Each line that contains the string "pedagogických" counts once; report how many such lines appear in the data, as a number only.

━━━

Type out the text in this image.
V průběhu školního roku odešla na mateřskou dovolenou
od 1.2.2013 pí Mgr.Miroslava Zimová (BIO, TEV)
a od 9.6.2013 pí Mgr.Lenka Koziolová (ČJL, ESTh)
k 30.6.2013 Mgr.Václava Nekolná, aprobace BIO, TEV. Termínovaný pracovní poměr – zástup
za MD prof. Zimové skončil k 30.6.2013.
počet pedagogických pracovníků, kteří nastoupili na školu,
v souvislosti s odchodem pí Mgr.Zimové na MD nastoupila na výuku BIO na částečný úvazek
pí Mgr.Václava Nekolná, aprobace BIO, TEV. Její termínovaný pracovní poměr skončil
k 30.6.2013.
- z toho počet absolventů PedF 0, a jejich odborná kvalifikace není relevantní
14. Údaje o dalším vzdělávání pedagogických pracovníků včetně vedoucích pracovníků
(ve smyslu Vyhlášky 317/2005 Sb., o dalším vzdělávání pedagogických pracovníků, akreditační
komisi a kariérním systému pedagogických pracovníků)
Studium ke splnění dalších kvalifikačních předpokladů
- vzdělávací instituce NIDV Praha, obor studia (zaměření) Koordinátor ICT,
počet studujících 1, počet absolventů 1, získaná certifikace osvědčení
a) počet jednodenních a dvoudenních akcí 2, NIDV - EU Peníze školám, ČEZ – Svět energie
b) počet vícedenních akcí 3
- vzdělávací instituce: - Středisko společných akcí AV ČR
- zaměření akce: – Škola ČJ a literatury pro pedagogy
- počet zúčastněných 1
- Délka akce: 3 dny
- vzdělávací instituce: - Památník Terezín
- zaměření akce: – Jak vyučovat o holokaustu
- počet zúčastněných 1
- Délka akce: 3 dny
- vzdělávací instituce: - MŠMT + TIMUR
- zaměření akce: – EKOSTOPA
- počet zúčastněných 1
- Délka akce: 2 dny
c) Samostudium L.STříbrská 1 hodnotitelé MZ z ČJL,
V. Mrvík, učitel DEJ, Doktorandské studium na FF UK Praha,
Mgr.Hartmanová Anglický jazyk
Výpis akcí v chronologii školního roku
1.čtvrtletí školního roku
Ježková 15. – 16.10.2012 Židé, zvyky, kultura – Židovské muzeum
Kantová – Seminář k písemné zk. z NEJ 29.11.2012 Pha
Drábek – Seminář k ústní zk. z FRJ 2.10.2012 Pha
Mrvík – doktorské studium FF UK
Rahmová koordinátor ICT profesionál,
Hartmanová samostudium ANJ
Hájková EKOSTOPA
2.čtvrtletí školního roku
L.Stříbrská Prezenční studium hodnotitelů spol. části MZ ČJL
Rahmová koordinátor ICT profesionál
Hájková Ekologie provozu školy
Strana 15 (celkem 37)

━━━

RESULT OF THIS EXERCISE >> 4